-- START OF Material to process --

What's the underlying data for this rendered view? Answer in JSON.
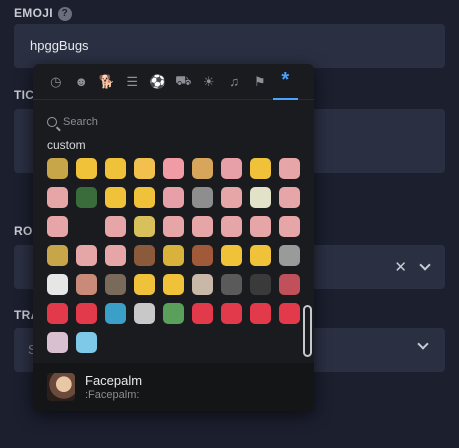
{
  "form": {
    "emoji_label": "EMOJI",
    "help_icon": "?",
    "emoji_value": "hpggBugs",
    "tick_label": "TICK",
    "role_label": "ROL",
    "trans_label": "TRA",
    "trans_text": "S",
    "clear_glyph": "✕"
  },
  "picker": {
    "categories": [
      {
        "icon": "clock-icon",
        "glyph": "◷"
      },
      {
        "icon": "smiley-icon",
        "glyph": "☻"
      },
      {
        "icon": "dog-icon",
        "glyph": "🐕"
      },
      {
        "icon": "burger-icon",
        "glyph": "☰"
      },
      {
        "icon": "football-icon",
        "glyph": "⚽"
      },
      {
        "icon": "car-icon",
        "glyph": "⛟"
      },
      {
        "icon": "bulb-icon",
        "glyph": "☀"
      },
      {
        "icon": "symbols-icon",
        "glyph": "♫"
      },
      {
        "icon": "flag-icon",
        "glyph": "⚑"
      },
      {
        "icon": "custom-asterisk-icon",
        "glyph": "*"
      }
    ],
    "search_placeholder": "Search",
    "category_title": "custom",
    "emoji_colors": [
      "#c7a64a",
      "#f0c23a",
      "#f0c23a",
      "#f2c04c",
      "#f19ba6",
      "#d8a65a",
      "#e8a0a8",
      "#f0c23a",
      "#e6a5a6",
      "#e6a5a6",
      "#3a6b3a",
      "#f0c23a",
      "#f0c23a",
      "#e8a0a8",
      "#8e8e8e",
      "#e6a5a6",
      "#e2e2c8",
      "#e6a5a6",
      "#e6a5a6",
      "",
      "#e6a5a6",
      "#d8c05a",
      "#e6a5a6",
      "#e6a5a6",
      "#e6a5a6",
      "#e6a5a6",
      "#e6a5a6",
      "#c7a64a",
      "#e6a5a6",
      "#e6a5a6",
      "#8a5a3a",
      "#d8b23a",
      "#a05a3a",
      "#f0c23a",
      "#f0c23a",
      "#9a9a9a",
      "#e6e6e6",
      "#c98a7a",
      "#7a6a5a",
      "#f0c23a",
      "#f0c23a",
      "#c9b8a8",
      "#5a5a5a",
      "#3a3a3a",
      "#c0505a",
      "#e23a4a",
      "#e23a4a",
      "#3aa0c8",
      "#c8c8c8",
      "#5aa05a",
      "#e23a4a",
      "#e23a4a",
      "#e23a4a",
      "#e23a4a",
      "#d8c0d0",
      "#7ec8e8"
    ],
    "preview_name": "Facepalm",
    "preview_code": ":Facepalm:"
  }
}
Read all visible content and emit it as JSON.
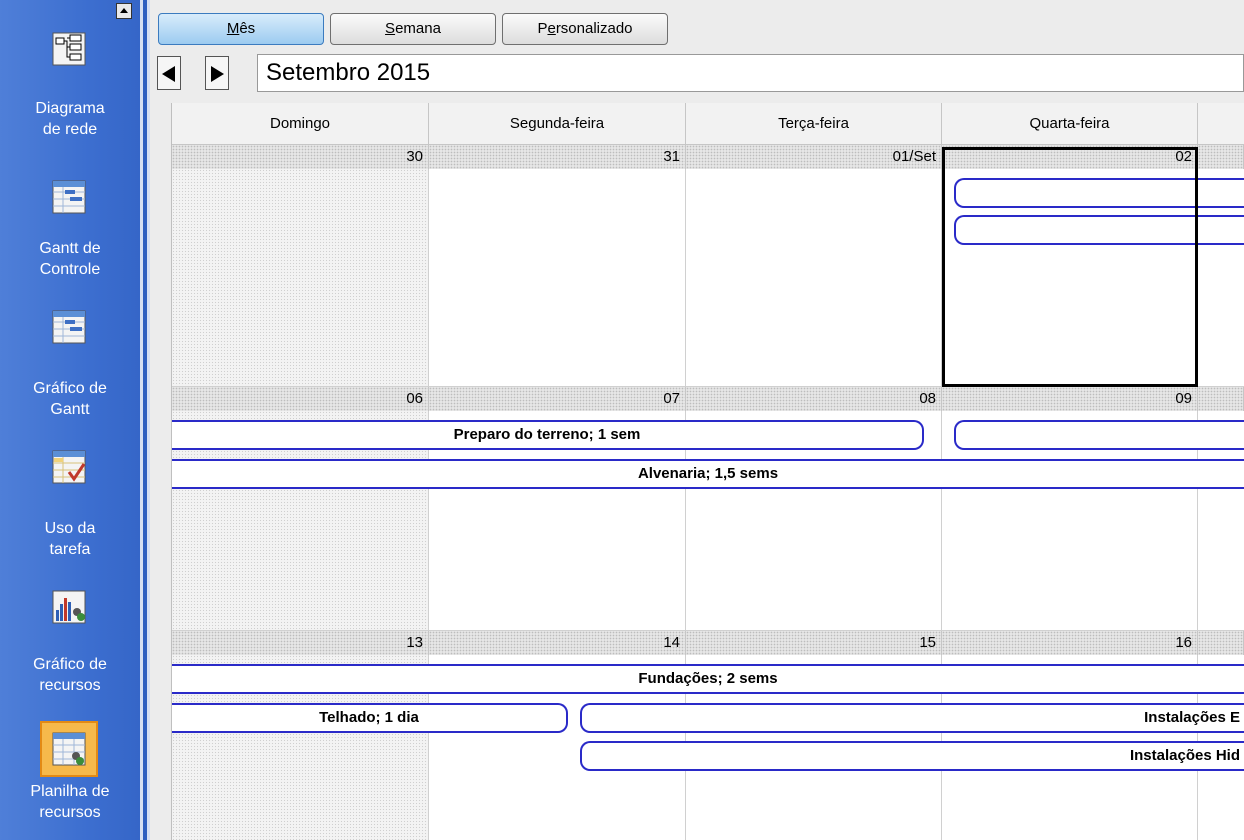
{
  "viewbar": {
    "items": [
      {
        "label1": "Diagrama",
        "label2": "de rede",
        "icon": "network-diagram-icon"
      },
      {
        "label1": "Gantt de",
        "label2": "Controle",
        "icon": "tracking-gantt-icon"
      },
      {
        "label1": "Gráfico de",
        "label2": "Gantt",
        "icon": "gantt-chart-icon"
      },
      {
        "label1": "Uso da",
        "label2": "tarefa",
        "icon": "task-usage-icon"
      },
      {
        "label1": "Gráfico de",
        "label2": "recursos",
        "icon": "resource-graph-icon"
      },
      {
        "label1": "Planilha de",
        "label2": "recursos",
        "icon": "resource-sheet-icon",
        "selected": true
      }
    ]
  },
  "tabs": {
    "month_pre": "",
    "month_u": "M",
    "month_post": "ês",
    "week_pre": "",
    "week_u": "S",
    "week_post": "emana",
    "custom_pre": "P",
    "custom_u": "e",
    "custom_post": "rsonalizado"
  },
  "month_title": "Setembro 2015",
  "day_headers": [
    "Domingo",
    "Segunda-feira",
    "Terça-feira",
    "Quarta-feira"
  ],
  "weeks": [
    {
      "dates": [
        "30",
        "31",
        "01/Set",
        "02"
      ]
    },
    {
      "dates": [
        "06",
        "07",
        "08",
        "09"
      ]
    },
    {
      "dates": [
        "13",
        "14",
        "15",
        "16"
      ]
    }
  ],
  "tasks": {
    "prep": "Preparo do terreno; 1 sem",
    "alvenaria": "Alvenaria; 1,5 sems",
    "fundacoes": "Fundações; 2 sems",
    "telhado": "Telhado; 1 dia",
    "inst_el": "Instalações E",
    "inst_hid": "Instalações Hid",
    "blank1": "",
    "blank2": "",
    "blank3": ""
  },
  "colors": {
    "viewbar": "#3d6fd0",
    "task_border": "#2a2ac8",
    "selected_view": "#f6b94b"
  }
}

-- END OF Material to process --

[Exercise brief]
Write the full listing out again with every line unchanged, but include no pictures.

[Expected answer]
What's the underlying data for this rendered view? Answer in JSON.
{
  "form": {
    "emoji_label": "EMOJI",
    "help_icon": "?",
    "emoji_value": "hpggBugs",
    "tick_label": "TICK",
    "role_label": "ROL",
    "trans_label": "TRA",
    "trans_text": "S",
    "clear_glyph": "✕"
  },
  "picker": {
    "categories": [
      {
        "icon": "clock-icon",
        "glyph": "◷"
      },
      {
        "icon": "smiley-icon",
        "glyph": "☻"
      },
      {
        "icon": "dog-icon",
        "glyph": "🐕"
      },
      {
        "icon": "burger-icon",
        "glyph": "☰"
      },
      {
        "icon": "football-icon",
        "glyph": "⚽"
      },
      {
        "icon": "car-icon",
        "glyph": "⛟"
      },
      {
        "icon": "bulb-icon",
        "glyph": "☀"
      },
      {
        "icon": "symbols-icon",
        "glyph": "♫"
      },
      {
        "icon": "flag-icon",
        "glyph": "⚑"
      },
      {
        "icon": "custom-asterisk-icon",
        "glyph": "*"
      }
    ],
    "search_placeholder": "Search",
    "category_title": "custom",
    "emoji_colors": [
      "#c7a64a",
      "#f0c23a",
      "#f0c23a",
      "#f2c04c",
      "#f19ba6",
      "#d8a65a",
      "#e8a0a8",
      "#f0c23a",
      "#e6a5a6",
      "#e6a5a6",
      "#3a6b3a",
      "#f0c23a",
      "#f0c23a",
      "#e8a0a8",
      "#8e8e8e",
      "#e6a5a6",
      "#e2e2c8",
      "#e6a5a6",
      "#e6a5a6",
      "",
      "#e6a5a6",
      "#d8c05a",
      "#e6a5a6",
      "#e6a5a6",
      "#e6a5a6",
      "#e6a5a6",
      "#e6a5a6",
      "#c7a64a",
      "#e6a5a6",
      "#e6a5a6",
      "#8a5a3a",
      "#d8b23a",
      "#a05a3a",
      "#f0c23a",
      "#f0c23a",
      "#9a9a9a",
      "#e6e6e6",
      "#c98a7a",
      "#7a6a5a",
      "#f0c23a",
      "#f0c23a",
      "#c9b8a8",
      "#5a5a5a",
      "#3a3a3a",
      "#c0505a",
      "#e23a4a",
      "#e23a4a",
      "#3aa0c8",
      "#c8c8c8",
      "#5aa05a",
      "#e23a4a",
      "#e23a4a",
      "#e23a4a",
      "#e23a4a",
      "#d8c0d0",
      "#7ec8e8"
    ],
    "preview_name": "Facepalm",
    "preview_code": ":Facepalm:"
  }
}
Read all visible content and emit it as JSON.
{
  "viewbar": {
    "items": [
      {
        "label1": "Diagrama",
        "label2": "de rede",
        "icon": "network-diagram-icon"
      },
      {
        "label1": "Gantt de",
        "label2": "Controle",
        "icon": "tracking-gantt-icon"
      },
      {
        "label1": "Gráfico de",
        "label2": "Gantt",
        "icon": "gantt-chart-icon"
      },
      {
        "label1": "Uso da",
        "label2": "tarefa",
        "icon": "task-usage-icon"
      },
      {
        "label1": "Gráfico de",
        "label2": "recursos",
        "icon": "resource-graph-icon"
      },
      {
        "label1": "Planilha de",
        "label2": "recursos",
        "icon": "resource-sheet-icon",
        "selected": true
      }
    ]
  },
  "tabs": {
    "month_pre": "",
    "month_u": "M",
    "month_post": "ês",
    "week_pre": "",
    "week_u": "S",
    "week_post": "emana",
    "custom_pre": "P",
    "custom_u": "e",
    "custom_post": "rsonalizado"
  },
  "month_title": "Setembro 2015",
  "day_headers": [
    "Domingo",
    "Segunda-feira",
    "Terça-feira",
    "Quarta-feira"
  ],
  "weeks": [
    {
      "dates": [
        "30",
        "31",
        "01/Set",
        "02"
      ]
    },
    {
      "dates": [
        "06",
        "07",
        "08",
        "09"
      ]
    },
    {
      "dates": [
        "13",
        "14",
        "15",
        "16"
      ]
    }
  ],
  "tasks": {
    "prep": "Preparo do terreno; 1 sem",
    "alvenaria": "Alvenaria; 1,5 sems",
    "fundacoes": "Fundações; 2 sems",
    "telhado": "Telhado; 1 dia",
    "inst_el": "Instalações E",
    "inst_hid": "Instalações Hid",
    "blank1": "",
    "blank2": "",
    "blank3": ""
  },
  "colors": {
    "viewbar": "#3d6fd0",
    "task_border": "#2a2ac8",
    "selected_view": "#f6b94b"
  }
}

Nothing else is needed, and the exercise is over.